++++ PROVIDED DATA ++++
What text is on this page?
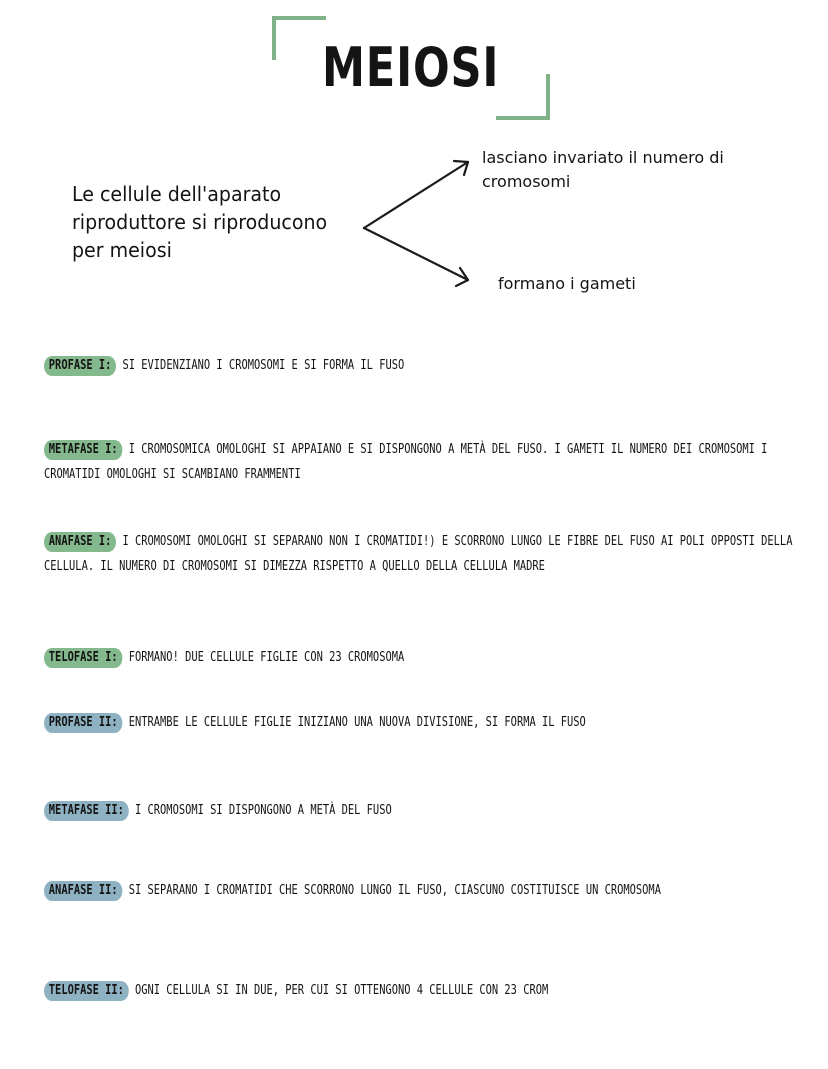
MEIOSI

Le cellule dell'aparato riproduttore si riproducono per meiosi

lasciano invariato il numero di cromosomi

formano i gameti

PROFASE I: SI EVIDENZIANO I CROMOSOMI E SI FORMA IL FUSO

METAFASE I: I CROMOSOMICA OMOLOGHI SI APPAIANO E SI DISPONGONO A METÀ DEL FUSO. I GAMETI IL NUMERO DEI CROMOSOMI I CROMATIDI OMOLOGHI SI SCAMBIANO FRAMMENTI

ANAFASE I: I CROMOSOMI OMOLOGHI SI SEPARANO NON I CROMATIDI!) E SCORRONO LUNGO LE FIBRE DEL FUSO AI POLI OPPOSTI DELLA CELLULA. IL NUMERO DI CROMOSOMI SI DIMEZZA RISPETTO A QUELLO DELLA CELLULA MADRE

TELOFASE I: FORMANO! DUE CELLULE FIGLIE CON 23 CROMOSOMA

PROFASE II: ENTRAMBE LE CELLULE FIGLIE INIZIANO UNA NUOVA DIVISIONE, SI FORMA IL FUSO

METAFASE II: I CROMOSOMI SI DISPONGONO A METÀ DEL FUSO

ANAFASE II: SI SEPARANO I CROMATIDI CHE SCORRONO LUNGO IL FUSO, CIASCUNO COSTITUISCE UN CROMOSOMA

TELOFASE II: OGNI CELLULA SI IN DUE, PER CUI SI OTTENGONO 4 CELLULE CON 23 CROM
++++
++++ PROVIDED DATA ++++
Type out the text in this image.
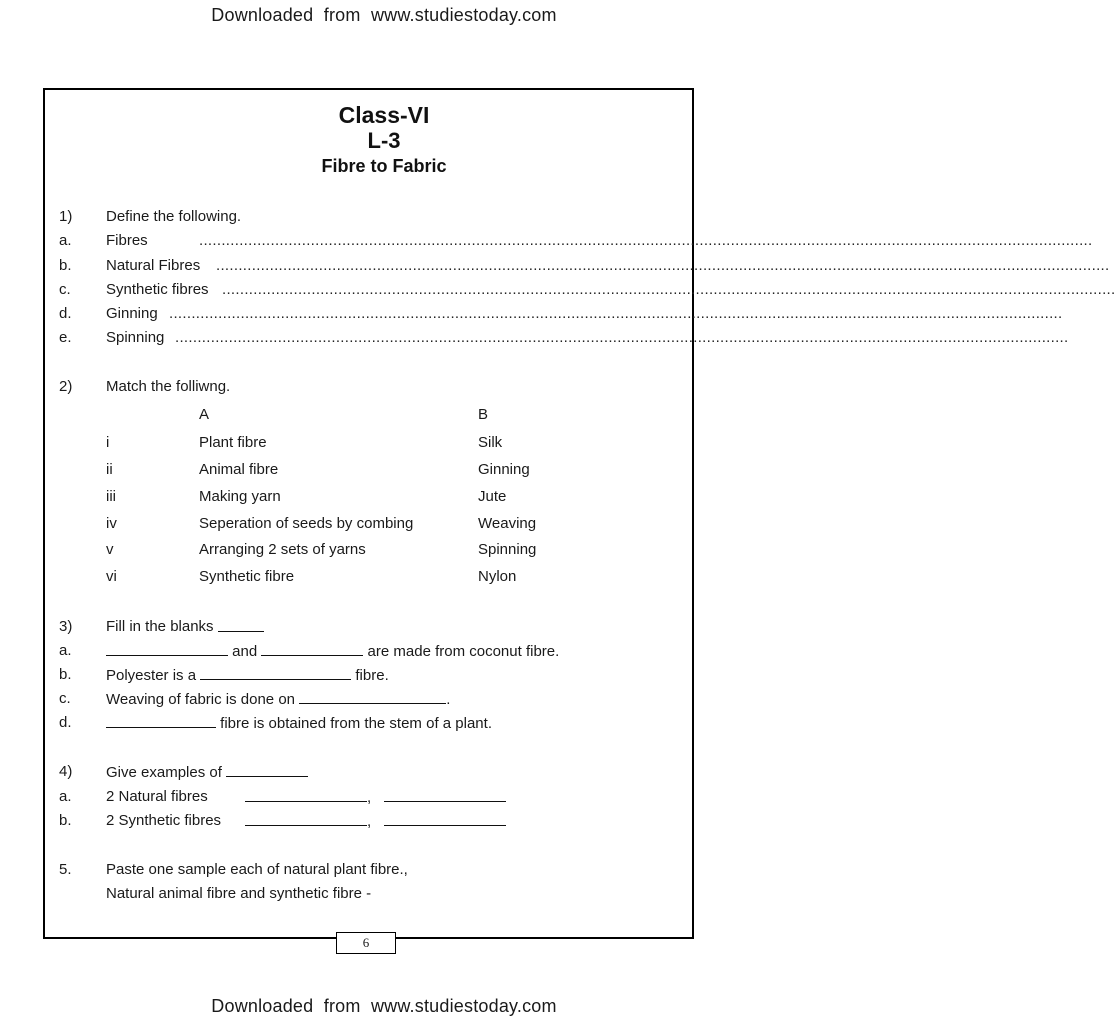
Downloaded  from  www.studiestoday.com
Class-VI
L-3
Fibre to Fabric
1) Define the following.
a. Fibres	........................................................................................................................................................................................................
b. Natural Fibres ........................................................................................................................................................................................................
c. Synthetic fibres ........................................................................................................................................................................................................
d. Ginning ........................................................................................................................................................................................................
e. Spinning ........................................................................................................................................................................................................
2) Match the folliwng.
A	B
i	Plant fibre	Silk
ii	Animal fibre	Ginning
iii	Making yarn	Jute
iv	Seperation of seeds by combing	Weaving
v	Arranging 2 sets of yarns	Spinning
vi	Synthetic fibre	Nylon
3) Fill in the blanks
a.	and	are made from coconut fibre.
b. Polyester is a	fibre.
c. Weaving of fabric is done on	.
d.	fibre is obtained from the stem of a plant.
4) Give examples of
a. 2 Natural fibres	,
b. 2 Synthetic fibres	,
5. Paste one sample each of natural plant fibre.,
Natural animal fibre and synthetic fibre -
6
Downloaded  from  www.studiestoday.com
++++
++++ PROVIDED DATA ++++
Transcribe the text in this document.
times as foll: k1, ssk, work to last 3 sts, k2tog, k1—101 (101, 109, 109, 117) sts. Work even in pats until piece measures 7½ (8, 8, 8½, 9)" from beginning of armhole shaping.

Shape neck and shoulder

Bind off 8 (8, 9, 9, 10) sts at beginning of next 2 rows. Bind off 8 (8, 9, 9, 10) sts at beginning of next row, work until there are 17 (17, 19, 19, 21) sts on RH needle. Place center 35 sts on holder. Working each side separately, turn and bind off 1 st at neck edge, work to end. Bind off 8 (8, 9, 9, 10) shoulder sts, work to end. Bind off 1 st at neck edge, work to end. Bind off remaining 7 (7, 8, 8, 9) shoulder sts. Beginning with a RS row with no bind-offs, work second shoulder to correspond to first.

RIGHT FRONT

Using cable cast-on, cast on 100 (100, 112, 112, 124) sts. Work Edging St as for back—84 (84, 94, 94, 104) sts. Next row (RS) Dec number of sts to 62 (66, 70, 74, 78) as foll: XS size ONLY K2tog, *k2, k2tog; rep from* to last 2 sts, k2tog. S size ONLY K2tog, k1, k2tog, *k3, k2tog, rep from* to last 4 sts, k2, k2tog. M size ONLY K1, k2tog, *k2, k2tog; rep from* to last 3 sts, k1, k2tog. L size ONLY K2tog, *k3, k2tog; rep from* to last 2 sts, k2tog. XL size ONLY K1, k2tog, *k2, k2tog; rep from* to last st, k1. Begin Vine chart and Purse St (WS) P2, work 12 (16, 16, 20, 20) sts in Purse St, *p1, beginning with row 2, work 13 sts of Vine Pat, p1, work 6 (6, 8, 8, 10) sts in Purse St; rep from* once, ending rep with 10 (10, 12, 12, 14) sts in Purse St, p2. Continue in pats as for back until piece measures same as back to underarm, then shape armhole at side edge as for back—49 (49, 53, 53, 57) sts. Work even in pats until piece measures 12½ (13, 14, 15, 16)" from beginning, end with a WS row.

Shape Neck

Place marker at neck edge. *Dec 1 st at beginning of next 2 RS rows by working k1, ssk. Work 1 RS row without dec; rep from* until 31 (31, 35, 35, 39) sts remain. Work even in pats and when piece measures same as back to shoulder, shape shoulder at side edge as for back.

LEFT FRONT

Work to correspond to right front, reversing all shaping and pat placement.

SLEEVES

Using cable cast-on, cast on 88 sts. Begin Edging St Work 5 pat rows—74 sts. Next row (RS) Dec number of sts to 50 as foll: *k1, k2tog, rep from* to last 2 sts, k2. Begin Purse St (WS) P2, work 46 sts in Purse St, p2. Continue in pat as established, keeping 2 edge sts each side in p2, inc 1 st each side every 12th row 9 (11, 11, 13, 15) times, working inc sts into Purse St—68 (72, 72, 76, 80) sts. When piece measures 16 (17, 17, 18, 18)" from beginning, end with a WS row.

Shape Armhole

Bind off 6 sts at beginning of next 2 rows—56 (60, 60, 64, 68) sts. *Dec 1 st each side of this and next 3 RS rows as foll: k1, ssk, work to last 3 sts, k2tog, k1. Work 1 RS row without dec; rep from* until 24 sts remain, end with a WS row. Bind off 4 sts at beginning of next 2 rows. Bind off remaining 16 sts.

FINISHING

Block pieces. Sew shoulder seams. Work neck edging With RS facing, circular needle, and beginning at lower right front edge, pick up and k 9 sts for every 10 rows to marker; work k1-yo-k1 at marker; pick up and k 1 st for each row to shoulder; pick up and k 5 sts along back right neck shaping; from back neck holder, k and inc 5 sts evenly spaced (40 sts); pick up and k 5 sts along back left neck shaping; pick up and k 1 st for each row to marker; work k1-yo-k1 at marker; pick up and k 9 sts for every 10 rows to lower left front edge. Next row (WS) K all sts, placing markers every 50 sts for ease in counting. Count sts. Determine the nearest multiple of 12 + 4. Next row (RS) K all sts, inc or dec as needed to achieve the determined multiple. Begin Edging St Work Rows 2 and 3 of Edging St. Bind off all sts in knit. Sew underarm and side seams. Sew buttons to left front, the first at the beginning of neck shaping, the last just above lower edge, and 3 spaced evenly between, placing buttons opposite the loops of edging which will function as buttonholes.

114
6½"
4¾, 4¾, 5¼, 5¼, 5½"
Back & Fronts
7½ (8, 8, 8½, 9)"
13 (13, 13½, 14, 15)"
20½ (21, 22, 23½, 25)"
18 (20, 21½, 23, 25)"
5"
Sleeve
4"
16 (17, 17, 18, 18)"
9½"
++++
§ **EXERCISE TASK**:
Check every line of the data above for the string "CROMATIDI", and copy those that have it.

§ **FULL RESPONSE**:
METAFASE I: I CROMOSOMICA OMOLOGHI SI APPAIANO E SI DISPONGONO A METÀ DEL FUSO. I GAMETI IL NUMERO DEI CROMOSOMI I CROMATIDI OMOLOGHI SI SCAMBIANO FRAMMENTI
ANAFASE I: I CROMOSOMI OMOLOGHI SI SEPARANO NON I CROMATIDI!) E SCORRONO LUNGO LE FIBRE DEL FUSO AI POLI OPPOSTI DELLA CELLULA. IL NUMERO DI CROMOSOMI SI DIMEZZA RISPETTO A QUELLO DELLA CELLULA MADRE
ANAFASE II: SI SEPARANO I CROMATIDI CHE SCORRONO LUNGO IL FUSO, CIASCUNO COSTITUISCE UN CROMOSOMA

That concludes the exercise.